Doğu Felsefesi,  Felsefe,  Hint Felsefesi

Maya İlkesi – Hint’in Monist İdealizmi

Felsefenin üç kez aşama kaydettiği ve bu aşamaların da Hint’teki Upanişadlar, sonrasında eski Yunan’daki Parmenides ve Platon’un felsefeleri ve daha sonrasında ise Kant ve Schopenhauer felsefelerinin olduğu kabul edilmektedir. Bu aşamalar, felsefi yaklaşım açısından aynı öğretiyi savunmuşlardır. Parmenides yaşanılan evrenin görüngüsel, Platon ise bir gölgeler alemi olduğunu belirtmiştir. Maddi dünya nesnelerini Kant ise kendinde şeyler değil de görüntüler olarak kabul etmiştir ve Schopenhauer da bu yaklaşımın devam ettiricisi olmuştur. Upanişadlar ise nesnelerin Atman olmadığını, yani esas gerçeklik olmadığını, bunların sadece Maya, yani yanılsama olduğunu savunmaktadır.

Upanişadlar’ın geneline yayılmış olan, en önemli ve en iyi şekilde geliştirilmiş öğreti, monistik ve idealistik olan öğretidir. Bu öğretinin hem monistik, hem de idealistik olarak nitelendirilmesinin sebebi, her şeyin birliğini vurgulayan ifadelerin yanı sıra her şeyin zihni bir koşul gerektirdiğini kabul eden ifadelerin de yer almasıdır.

Kozmik ve Akozmik İdeal

Upanişadlar’ın idealist monizm anlayışında Mutlak, ya evrene içkin, ya da evrenden aşkın olarak ele alınmıştır, yani bu iki yaklaşım da Upanişadlar içerisinde yer almaktadır. Nesnel dünya ve ruhani özün temelde bir olmasının yanı sıra aralarında bulunabilecek fark da burada ortaya çıkmaktadır. Bu iki yaklaşımdan dolayı iki tip idealden bahsetmek gerekmektedir.

Verilen bilgiler -

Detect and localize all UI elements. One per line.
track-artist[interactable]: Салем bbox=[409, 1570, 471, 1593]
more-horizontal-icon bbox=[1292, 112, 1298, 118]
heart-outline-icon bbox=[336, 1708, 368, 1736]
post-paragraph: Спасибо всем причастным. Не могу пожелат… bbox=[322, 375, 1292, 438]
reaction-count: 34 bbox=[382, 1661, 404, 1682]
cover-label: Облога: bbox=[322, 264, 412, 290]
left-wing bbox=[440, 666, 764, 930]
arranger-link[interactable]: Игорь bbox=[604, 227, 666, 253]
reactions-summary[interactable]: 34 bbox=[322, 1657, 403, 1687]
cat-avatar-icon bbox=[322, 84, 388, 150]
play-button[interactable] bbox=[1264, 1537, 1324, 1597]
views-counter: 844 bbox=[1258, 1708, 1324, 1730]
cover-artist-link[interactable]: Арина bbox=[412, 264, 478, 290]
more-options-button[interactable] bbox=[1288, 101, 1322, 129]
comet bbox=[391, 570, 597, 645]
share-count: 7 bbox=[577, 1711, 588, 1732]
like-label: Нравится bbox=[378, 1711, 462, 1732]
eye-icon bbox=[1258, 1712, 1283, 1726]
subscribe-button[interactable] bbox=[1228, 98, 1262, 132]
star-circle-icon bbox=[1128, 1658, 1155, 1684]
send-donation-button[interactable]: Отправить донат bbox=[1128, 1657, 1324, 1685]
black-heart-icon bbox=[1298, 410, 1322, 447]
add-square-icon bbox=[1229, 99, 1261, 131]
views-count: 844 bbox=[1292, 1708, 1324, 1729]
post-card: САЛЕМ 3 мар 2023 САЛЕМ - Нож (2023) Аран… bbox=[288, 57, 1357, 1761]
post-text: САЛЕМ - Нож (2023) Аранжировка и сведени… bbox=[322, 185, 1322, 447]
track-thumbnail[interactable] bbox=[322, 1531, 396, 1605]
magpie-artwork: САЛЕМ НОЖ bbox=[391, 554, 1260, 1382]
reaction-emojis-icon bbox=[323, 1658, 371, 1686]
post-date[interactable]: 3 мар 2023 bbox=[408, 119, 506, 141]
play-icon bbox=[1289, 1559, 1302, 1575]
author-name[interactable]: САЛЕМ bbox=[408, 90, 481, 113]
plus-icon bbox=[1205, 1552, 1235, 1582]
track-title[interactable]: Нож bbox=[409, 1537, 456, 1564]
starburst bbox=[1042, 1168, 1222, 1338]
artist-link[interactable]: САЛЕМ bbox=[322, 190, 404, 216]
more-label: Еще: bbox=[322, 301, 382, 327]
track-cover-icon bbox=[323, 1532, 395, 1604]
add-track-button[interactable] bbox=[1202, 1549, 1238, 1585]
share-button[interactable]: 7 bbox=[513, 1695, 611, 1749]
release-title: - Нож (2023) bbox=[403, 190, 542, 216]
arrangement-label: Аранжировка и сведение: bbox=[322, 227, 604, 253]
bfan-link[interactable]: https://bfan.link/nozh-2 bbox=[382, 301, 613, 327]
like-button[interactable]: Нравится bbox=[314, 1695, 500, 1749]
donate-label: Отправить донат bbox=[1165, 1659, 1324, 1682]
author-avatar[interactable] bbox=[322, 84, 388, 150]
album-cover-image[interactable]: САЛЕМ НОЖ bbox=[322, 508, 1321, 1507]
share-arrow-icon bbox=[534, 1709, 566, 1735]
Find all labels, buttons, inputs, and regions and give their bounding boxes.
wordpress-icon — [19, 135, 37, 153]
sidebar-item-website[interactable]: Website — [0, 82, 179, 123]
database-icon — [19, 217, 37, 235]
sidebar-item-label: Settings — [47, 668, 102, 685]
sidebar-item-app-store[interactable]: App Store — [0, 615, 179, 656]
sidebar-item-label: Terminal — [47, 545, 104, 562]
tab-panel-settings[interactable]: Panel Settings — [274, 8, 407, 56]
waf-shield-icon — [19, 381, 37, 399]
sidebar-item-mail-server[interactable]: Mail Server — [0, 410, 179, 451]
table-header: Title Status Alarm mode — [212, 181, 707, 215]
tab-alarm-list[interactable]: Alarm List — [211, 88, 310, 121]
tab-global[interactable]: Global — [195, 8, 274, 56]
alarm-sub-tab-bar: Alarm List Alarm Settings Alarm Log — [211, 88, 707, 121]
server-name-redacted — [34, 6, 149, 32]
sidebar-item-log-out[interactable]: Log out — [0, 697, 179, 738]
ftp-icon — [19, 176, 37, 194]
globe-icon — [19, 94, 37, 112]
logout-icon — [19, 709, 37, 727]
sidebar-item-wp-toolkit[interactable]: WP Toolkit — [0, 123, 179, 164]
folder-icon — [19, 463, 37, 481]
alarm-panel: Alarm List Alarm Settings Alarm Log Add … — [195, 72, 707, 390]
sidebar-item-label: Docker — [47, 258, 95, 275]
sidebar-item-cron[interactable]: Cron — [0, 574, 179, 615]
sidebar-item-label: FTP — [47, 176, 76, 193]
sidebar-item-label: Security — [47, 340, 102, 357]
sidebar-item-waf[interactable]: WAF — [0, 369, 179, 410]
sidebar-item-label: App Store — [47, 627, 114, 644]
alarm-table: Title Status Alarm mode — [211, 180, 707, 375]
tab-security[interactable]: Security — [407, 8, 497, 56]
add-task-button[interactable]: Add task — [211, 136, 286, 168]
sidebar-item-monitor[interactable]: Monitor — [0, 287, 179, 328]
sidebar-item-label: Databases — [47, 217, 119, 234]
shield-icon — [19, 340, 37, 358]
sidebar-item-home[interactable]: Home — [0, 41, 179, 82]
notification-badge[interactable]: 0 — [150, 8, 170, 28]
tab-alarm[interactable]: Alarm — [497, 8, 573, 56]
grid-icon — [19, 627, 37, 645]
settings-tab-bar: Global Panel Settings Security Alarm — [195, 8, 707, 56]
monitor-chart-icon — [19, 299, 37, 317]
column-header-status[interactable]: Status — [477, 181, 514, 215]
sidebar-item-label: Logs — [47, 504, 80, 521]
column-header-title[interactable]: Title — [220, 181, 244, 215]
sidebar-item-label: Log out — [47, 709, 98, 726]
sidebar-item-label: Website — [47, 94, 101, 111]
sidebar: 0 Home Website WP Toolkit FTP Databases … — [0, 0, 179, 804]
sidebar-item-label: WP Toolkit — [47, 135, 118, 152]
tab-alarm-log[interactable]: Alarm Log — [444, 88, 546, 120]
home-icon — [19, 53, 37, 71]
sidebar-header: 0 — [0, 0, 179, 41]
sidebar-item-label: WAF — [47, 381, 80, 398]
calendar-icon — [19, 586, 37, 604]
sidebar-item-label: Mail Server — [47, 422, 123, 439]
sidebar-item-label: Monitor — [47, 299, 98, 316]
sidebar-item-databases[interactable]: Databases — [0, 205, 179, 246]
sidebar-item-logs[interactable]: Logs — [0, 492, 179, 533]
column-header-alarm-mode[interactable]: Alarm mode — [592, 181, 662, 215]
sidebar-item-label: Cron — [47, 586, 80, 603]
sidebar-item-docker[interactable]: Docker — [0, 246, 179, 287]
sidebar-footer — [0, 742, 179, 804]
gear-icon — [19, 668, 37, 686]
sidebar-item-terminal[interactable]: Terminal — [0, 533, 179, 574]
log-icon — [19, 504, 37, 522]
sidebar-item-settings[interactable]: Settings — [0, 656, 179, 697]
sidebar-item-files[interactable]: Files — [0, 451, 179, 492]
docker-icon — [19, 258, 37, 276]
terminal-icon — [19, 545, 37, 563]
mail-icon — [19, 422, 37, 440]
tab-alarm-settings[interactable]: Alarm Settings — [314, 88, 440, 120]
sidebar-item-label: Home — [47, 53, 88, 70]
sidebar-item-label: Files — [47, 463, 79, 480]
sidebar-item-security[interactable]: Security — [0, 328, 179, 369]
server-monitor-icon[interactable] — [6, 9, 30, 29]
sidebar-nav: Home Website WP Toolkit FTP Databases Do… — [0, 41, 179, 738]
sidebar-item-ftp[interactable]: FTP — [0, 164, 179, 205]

Görev 1 -
Maya ilkesi yazısına göre şu soruları yanıtlayın:
(a) Parmenides yaşanılan evreni nasıl nitelendirmiştir?
(b) Upanişadlar nesnelerin aslında ne olduğunu savunur?
(c) Upanişadlar'ın idealist monizm anlayışında Mutlak hangi iki şekilde ele alınmıştır?
Görev 2 - Maya ilkesi üzerine yazıyı kaldığı yerden sürdürün.

Beklenen yanıt 1 -
(a) Görüngüsel olarak.
(b) Nesnelerin Atman, yani esas gerçeklik olmadığını, sadece Maya, yani yanılsama olduğunu savunur.
(c) Ya evrene içkin ya da evrenden aşkın olarak.

Beklenen yanıt 2 -
Bunlardan ilki olan kozmik ideale göre, Mutlak, evrenle birdir ve her şeyi var eden ve yok eden O’dur. Her şeyin özü aynı zamanda Brahman’dır. Akozmik ideale göre ise evrenin asıl özü olan Mutlak, evrenden aşkındır, nesnel olanın ötesindedir ve her şeyin var edicisidir. Upanişadlar’daki bu ikili öğretinin temeli, daha önceki Veda metinlerinde de bulunmaktadır. Bu öğretinin kozmik ya da görüngüsel düzeyinde kişi, kendi bireysel benliğinin ve evrendeki çeşitliliğin farkındadır. Öğretinin akozmik ya da aşkın düzeyinde ise tüm farklılıklar, ikiliği görmeyen bir bilinçle ortadan kalkmaktadır. Bu iki yaklaşımdan birinin kabul ettiği algılananlar, bir diğer yaklaşımda reddedilmektedir.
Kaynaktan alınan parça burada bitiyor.